Collection entries
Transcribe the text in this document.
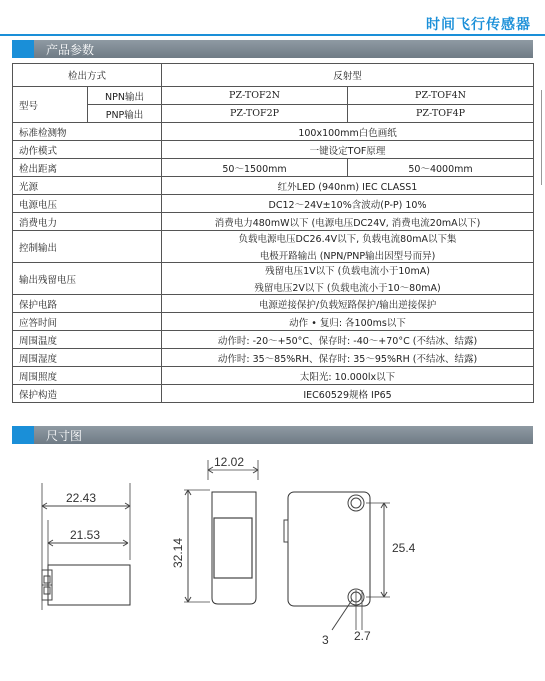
时间飞行传感器
产品参数
检出方式		反射型	
型号	NPN输出	PZ-TOF2N	PZ-TOF4N
	PNP输出	PZ-TOF2P	PZ-TOF4P
标准检测物		100x100mm白色画纸	
动作模式		一键设定TOF原理	
检出距离		50～1500mm	50～4000mm
光源		红外LED (940nm) IEC CLASS1	
电源电压		DC12～24V±10%含波动(P-P) 10%	
消费电力		消费电力480mW以下 (电源电压DC24V, 消费电流20mA以下)	
控制输出		负载电源电压DC26.4V以下, 负载电流80mA以下集
电极开路输出 (NPN/PNP输出因型号而异)	

输出残留电压		残留电压1V以下 (负载电流小于10mA)
残留电压2V以下 (负载电流小于10～80mA)	

保护电路		电源逆接保护/负载短路保护/输出逆接保护	
应答时间		动作 • 复归: 各100ms以下	
周围温度		动作时: -20～+50°C、保存时: -40～+70°C (不结冰、结露)	
周围湿度		动作时: 35～85%RH、保存时: 35～95%RH (不结冰、结露)	
周围照度		太阳光: 10.000lx以下	
保护构造		IEC60529规格 IP65	
尺寸图
22.43
21.53
12.02
32.14	25.4
3 2.7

__Requirements__
Your task is to copy the entries in full and exactly, without any images.

__Reply__
Transcribe the text in this document.
时间飞行传感器
产品参数
检出方式		反射型	
型号	NPN输出	PZ-TOF2N	PZ-TOF4N
	PNP输出	PZ-TOF2P	PZ-TOF4P
标准检测物		100x100mm白色画纸	
动作模式		一键设定TOF原理	
检出距离		50～1500mm	50～4000mm
光源		红外LED (940nm) IEC CLASS1	
电源电压		DC12～24V±10%含波动(P-P) 10%	
消费电力		消费电力480mW以下 (电源电压DC24V, 消费电流20mA以下)	
控制输出		负载电源电压DC26.4V以下, 负载电流80mA以下集
电极开路输出 (NPN/PNP输出因型号而异)	

输出残留电压		残留电压1V以下 (负载电流小于10mA)
残留电压2V以下 (负载电流小于10～80mA)	

保护电路		电源逆接保护/负载短路保护/输出逆接保护	
应答时间		动作 • 复归: 各100ms以下	
周围温度		动作时: -20～+50°C、保存时: -40～+70°C (不结冰、结露)	
周围湿度		动作时: 35～85%RH、保存时: 35～95%RH (不结冰、结露)	
周围照度		太阳光: 10.000lx以下	
保护构造		IEC60529规格 IP65	
尺寸图
22.43
21.53
12.02
32.14	25.4
3 2.7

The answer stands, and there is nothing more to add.